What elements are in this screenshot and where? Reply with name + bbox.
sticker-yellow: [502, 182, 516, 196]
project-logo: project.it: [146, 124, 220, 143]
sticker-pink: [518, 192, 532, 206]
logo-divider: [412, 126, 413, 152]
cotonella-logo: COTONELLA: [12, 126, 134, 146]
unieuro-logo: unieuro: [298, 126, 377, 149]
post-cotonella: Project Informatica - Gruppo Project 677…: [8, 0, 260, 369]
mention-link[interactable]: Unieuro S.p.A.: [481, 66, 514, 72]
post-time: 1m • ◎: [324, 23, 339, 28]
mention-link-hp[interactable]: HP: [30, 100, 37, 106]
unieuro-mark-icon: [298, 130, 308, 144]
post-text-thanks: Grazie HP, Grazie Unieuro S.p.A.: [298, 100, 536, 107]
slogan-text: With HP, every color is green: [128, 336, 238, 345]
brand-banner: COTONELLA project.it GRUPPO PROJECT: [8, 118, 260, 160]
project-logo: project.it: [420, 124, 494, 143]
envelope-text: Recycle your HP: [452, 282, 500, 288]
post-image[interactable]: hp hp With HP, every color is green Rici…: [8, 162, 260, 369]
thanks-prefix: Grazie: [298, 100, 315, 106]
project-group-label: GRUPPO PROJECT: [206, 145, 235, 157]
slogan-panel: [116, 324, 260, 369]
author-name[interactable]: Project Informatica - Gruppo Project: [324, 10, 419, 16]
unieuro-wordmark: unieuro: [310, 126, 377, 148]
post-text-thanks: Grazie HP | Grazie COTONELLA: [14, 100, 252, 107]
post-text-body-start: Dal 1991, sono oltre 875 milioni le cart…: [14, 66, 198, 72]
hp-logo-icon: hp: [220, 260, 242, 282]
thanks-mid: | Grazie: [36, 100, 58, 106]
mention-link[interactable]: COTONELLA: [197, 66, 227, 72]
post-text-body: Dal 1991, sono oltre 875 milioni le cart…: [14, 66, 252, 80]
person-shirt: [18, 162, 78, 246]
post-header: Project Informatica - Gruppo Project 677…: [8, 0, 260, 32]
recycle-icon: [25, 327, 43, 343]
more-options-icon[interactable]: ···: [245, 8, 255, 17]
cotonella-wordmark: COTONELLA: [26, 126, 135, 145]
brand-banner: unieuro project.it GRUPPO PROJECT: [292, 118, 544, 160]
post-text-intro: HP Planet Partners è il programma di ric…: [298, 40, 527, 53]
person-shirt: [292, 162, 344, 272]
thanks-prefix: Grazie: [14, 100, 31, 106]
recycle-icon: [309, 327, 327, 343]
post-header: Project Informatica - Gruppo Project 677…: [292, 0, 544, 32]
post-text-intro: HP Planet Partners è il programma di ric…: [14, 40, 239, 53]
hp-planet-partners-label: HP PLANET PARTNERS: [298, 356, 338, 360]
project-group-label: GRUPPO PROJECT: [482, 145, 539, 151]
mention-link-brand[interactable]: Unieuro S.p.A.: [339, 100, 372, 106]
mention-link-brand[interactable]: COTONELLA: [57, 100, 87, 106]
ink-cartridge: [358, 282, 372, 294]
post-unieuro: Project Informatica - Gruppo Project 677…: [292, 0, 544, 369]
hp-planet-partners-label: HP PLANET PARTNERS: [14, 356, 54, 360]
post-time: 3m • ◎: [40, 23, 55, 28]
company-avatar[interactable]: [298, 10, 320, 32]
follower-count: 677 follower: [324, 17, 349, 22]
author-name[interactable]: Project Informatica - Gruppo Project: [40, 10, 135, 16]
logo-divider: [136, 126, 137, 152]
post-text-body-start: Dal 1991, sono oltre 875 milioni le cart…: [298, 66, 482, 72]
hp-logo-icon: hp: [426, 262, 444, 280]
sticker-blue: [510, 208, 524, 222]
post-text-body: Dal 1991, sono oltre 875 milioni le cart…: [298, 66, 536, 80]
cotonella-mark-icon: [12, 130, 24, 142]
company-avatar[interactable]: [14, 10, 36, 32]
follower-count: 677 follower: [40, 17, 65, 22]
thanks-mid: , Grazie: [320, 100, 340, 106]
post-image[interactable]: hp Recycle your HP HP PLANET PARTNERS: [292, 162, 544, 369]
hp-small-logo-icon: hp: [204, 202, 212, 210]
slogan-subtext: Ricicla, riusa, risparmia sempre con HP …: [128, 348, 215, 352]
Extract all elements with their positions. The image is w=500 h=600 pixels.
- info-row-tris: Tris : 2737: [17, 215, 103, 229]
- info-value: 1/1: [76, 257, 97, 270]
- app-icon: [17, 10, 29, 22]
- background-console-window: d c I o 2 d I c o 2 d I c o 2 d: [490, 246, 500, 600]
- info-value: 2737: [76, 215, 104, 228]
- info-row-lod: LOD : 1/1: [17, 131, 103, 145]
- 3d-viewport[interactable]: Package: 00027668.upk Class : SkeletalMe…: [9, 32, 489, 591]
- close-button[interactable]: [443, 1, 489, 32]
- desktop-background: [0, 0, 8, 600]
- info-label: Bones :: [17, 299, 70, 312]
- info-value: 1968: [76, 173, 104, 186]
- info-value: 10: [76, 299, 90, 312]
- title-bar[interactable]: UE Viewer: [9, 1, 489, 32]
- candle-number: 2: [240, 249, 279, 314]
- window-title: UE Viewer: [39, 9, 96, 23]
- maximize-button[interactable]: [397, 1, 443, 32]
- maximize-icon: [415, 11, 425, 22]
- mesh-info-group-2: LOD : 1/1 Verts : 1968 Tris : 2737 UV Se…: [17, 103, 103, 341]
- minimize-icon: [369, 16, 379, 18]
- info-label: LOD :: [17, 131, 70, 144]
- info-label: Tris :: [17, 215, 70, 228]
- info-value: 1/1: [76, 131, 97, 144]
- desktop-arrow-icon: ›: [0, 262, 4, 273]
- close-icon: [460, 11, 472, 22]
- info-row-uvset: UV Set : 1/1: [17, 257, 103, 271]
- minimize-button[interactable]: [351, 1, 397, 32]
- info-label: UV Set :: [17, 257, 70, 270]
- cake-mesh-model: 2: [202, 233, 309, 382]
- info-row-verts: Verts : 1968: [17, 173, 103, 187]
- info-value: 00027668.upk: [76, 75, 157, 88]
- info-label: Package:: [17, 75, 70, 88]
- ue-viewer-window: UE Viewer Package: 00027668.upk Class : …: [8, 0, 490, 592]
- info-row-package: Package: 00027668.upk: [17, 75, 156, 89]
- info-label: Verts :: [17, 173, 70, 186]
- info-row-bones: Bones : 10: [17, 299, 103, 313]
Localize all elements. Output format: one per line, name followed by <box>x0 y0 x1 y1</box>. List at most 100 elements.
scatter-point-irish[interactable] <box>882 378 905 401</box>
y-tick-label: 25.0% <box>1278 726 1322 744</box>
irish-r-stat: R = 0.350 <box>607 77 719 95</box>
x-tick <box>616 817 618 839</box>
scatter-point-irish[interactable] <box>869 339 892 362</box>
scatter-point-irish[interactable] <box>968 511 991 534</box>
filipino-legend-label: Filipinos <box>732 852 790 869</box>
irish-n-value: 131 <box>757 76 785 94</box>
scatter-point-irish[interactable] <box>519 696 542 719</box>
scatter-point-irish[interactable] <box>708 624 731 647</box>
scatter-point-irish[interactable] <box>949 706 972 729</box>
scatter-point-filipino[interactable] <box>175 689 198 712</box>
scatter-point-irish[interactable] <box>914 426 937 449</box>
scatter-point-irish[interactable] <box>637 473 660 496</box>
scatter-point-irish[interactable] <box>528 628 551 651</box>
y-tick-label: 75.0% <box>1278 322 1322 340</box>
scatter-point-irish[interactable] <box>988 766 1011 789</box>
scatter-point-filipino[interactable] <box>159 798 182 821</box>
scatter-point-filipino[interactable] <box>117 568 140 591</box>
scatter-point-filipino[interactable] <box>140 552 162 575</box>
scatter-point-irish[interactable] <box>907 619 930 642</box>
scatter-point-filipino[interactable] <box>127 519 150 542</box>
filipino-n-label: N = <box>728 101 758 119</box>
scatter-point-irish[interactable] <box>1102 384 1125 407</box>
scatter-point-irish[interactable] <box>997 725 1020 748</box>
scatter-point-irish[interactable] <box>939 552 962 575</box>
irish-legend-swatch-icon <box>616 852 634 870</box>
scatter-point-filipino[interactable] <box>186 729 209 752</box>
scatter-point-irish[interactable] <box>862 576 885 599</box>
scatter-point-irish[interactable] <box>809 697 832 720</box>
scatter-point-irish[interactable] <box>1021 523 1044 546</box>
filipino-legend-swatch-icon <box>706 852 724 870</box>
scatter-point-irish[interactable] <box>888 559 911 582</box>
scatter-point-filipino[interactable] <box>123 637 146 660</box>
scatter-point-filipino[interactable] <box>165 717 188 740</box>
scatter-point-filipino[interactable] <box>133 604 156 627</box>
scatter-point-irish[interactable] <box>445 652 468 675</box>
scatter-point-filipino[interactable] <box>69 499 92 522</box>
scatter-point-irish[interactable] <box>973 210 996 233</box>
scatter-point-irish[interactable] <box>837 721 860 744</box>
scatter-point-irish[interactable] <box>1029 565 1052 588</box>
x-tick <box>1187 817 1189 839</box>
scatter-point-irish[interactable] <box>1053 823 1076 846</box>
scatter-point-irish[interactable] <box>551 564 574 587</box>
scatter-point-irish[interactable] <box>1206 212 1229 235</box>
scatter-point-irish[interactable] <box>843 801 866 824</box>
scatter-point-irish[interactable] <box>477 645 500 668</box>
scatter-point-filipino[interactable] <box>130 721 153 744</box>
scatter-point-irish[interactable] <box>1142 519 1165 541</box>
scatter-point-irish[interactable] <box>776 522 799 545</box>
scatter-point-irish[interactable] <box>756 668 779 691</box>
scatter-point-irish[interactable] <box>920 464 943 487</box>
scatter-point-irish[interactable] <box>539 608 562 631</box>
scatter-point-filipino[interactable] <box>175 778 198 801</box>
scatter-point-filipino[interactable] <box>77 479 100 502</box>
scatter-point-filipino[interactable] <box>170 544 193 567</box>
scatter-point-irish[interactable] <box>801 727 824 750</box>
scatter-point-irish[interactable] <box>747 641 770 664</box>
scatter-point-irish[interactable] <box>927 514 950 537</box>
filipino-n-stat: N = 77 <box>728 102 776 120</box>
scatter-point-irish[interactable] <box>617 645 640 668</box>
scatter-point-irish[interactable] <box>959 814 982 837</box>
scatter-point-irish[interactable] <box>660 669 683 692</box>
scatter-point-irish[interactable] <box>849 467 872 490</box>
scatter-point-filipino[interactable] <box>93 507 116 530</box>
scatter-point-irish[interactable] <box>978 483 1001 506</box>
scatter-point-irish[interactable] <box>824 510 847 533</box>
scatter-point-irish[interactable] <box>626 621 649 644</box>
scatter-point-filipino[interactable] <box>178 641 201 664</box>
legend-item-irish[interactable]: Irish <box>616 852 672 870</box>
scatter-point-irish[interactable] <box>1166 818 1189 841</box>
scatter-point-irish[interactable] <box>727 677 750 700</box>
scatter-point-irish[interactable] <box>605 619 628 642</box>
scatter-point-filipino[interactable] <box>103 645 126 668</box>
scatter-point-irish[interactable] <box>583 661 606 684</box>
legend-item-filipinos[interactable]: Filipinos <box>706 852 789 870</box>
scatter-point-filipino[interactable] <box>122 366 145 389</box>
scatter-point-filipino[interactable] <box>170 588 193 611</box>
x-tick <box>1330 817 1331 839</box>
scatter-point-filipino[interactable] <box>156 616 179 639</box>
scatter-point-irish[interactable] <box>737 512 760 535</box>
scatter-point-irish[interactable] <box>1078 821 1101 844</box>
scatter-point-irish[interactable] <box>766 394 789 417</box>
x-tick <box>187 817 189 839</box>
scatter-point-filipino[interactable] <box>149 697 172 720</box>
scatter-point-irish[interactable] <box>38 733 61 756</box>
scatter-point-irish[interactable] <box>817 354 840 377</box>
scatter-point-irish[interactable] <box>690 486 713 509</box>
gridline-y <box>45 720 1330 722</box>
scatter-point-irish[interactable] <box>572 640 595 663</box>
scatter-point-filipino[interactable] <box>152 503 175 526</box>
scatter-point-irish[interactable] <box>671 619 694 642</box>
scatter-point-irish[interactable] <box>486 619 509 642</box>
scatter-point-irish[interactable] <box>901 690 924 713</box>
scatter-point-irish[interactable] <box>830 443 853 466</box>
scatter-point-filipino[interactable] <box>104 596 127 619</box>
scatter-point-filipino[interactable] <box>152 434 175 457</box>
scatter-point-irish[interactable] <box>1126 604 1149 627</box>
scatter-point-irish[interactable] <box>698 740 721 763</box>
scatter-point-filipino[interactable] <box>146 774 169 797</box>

---

## OBJECTIVE
Please copy verbatim the records from the first line through the line with "post-time: 1m • ◎: [324, 23, 339, 28]", including both of those lines.

## COMPLETE ANSWER
What elements are in this screenshot and where? Reply with name + bbox.
sticker-yellow: [502, 182, 516, 196]
project-logo: project.it: [146, 124, 220, 143]
sticker-pink: [518, 192, 532, 206]
logo-divider: [412, 126, 413, 152]
cotonella-logo: COTONELLA: [12, 126, 134, 146]
unieuro-logo: unieuro: [298, 126, 377, 149]
post-cotonella: Project Informatica - Gruppo Project 677…: [8, 0, 260, 369]
mention-link[interactable]: Unieuro S.p.A.: [481, 66, 514, 72]
post-time: 1m • ◎: [324, 23, 339, 28]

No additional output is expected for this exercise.